Dataset:
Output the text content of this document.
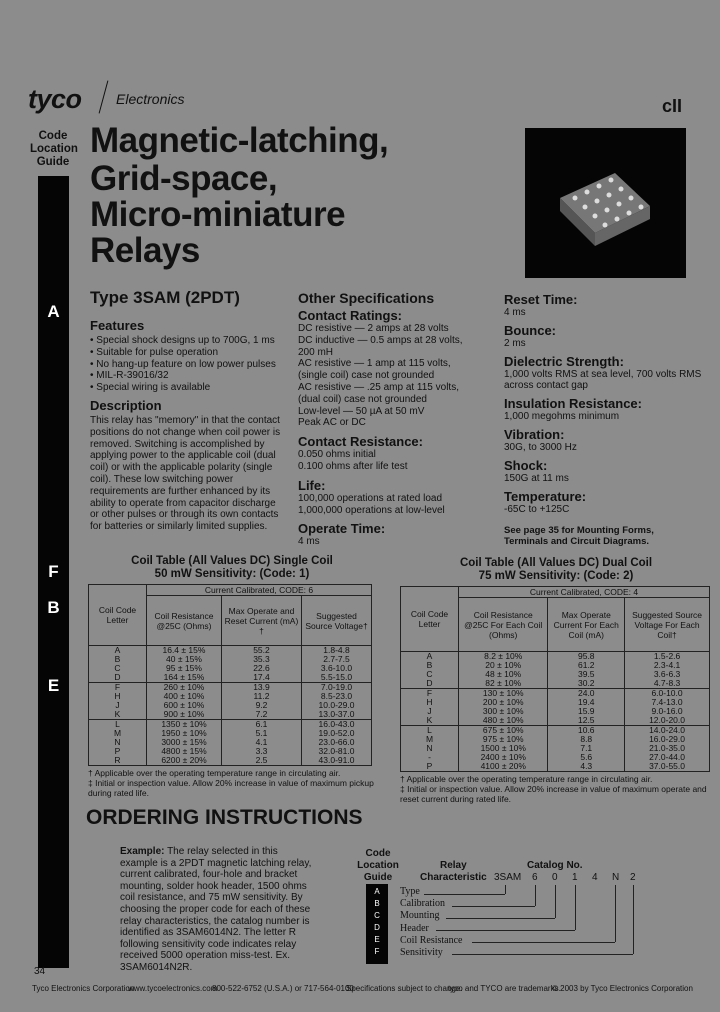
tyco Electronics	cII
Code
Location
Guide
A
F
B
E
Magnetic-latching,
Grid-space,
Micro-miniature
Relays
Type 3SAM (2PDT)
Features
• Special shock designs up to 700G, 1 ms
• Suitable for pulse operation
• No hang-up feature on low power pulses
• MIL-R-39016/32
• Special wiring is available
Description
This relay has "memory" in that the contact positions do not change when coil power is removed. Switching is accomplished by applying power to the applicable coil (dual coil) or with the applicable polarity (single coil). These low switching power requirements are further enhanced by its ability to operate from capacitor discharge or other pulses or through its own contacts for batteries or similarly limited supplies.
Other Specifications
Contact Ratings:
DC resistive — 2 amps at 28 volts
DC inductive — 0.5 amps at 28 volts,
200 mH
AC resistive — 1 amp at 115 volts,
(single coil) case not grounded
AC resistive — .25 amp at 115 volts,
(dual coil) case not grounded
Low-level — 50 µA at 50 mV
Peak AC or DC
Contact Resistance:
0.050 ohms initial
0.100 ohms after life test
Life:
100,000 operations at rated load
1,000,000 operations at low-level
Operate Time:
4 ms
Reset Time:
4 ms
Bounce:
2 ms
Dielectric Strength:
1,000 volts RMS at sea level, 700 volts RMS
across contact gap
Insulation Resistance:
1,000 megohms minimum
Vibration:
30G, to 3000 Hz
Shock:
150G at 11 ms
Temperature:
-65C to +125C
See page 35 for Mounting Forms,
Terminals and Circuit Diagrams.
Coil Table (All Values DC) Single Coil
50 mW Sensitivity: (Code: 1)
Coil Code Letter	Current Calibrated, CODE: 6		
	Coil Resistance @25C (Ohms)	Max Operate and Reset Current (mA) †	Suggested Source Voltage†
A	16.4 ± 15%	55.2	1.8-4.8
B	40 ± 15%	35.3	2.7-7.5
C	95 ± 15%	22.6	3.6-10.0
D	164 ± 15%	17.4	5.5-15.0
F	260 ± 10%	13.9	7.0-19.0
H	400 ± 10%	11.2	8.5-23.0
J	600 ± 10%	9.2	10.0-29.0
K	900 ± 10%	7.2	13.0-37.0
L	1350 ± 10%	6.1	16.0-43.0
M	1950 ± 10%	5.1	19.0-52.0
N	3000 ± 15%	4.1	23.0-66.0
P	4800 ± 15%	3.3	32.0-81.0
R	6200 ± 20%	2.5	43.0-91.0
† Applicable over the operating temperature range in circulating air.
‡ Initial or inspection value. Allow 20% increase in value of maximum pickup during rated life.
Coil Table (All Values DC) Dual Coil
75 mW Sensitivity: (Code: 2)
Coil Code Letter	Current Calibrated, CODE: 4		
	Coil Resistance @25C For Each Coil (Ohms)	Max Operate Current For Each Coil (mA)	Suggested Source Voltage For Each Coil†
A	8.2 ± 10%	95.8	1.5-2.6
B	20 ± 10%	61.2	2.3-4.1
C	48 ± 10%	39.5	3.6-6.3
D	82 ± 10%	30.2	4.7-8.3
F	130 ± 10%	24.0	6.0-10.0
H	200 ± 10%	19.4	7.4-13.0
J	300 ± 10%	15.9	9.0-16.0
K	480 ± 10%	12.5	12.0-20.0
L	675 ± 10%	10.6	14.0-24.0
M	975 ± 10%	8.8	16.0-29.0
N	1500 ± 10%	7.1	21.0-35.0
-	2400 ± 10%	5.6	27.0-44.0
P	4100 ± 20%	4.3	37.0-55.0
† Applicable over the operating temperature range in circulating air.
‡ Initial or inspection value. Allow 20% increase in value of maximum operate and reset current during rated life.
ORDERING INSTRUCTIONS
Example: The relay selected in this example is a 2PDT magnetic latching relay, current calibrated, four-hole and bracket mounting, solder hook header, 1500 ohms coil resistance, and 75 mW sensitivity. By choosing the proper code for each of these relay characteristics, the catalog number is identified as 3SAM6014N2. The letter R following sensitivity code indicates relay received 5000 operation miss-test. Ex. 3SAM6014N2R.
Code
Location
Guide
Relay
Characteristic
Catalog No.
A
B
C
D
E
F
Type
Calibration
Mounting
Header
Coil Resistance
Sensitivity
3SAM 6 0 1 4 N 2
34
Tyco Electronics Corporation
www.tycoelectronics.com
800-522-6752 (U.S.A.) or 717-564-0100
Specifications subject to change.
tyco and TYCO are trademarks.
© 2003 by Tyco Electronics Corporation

Task goal: Check each line of the entries above for the word "change". List the ones that have it.

Response below:
This relay has "memory" in that the contact positions do not change when coil power is removed. Switching is accomplished by applying power to the applicable coil (dual coil) or with the applicable polarity (single coil). These low switching power requirements are further enhanced by its ability to operate from capacitor discharge or other pulses or through its own contacts for batteries or similarly limited supplies.
Specifications subject to change.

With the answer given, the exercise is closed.